Spot each line that carries the word "interest"; copy those lines.

###

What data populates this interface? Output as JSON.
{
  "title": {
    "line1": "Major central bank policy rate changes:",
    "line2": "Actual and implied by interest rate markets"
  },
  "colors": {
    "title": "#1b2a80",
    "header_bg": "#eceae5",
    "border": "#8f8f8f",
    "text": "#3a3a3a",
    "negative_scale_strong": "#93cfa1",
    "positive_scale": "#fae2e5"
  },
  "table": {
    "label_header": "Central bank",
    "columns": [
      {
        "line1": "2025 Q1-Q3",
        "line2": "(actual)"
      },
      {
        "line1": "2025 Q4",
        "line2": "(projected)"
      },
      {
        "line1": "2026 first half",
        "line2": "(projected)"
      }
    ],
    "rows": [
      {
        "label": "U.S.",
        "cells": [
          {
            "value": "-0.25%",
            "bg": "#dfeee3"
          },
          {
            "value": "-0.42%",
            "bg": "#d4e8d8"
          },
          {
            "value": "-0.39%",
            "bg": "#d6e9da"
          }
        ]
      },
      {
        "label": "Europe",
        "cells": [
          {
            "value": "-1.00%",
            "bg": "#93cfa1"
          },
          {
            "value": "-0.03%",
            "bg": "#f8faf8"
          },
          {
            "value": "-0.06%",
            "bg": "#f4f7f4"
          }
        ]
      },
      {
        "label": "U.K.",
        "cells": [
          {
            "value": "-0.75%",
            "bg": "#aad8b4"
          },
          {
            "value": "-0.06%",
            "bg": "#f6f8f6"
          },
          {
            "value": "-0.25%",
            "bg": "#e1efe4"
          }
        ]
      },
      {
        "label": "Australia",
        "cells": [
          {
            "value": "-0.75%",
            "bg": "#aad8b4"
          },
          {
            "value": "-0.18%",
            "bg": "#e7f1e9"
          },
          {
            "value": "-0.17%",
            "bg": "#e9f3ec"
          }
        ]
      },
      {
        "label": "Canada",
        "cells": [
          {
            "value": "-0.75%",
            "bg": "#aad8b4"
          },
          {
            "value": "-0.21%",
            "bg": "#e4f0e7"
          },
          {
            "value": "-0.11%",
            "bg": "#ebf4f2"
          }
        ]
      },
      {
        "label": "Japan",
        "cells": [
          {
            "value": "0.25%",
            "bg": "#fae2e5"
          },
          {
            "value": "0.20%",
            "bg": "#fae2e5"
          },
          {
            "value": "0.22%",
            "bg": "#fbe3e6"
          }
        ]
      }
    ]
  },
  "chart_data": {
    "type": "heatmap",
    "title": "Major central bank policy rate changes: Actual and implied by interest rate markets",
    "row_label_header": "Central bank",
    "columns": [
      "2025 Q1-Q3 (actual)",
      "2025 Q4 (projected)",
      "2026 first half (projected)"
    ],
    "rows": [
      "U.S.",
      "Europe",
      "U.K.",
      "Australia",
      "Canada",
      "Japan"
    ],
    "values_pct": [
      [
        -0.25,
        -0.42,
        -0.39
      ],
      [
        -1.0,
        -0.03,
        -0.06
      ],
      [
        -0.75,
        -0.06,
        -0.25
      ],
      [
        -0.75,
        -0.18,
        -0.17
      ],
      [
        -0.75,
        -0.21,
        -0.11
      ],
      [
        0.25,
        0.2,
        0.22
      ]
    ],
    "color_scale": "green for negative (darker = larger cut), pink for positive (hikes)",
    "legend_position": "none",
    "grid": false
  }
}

###

• [SOLVED EXERCISE]
    "line2": "Actual and implied by interest rate markets"
    "title": "Major central bank policy rate changes: Actual and implied by interest rate markets",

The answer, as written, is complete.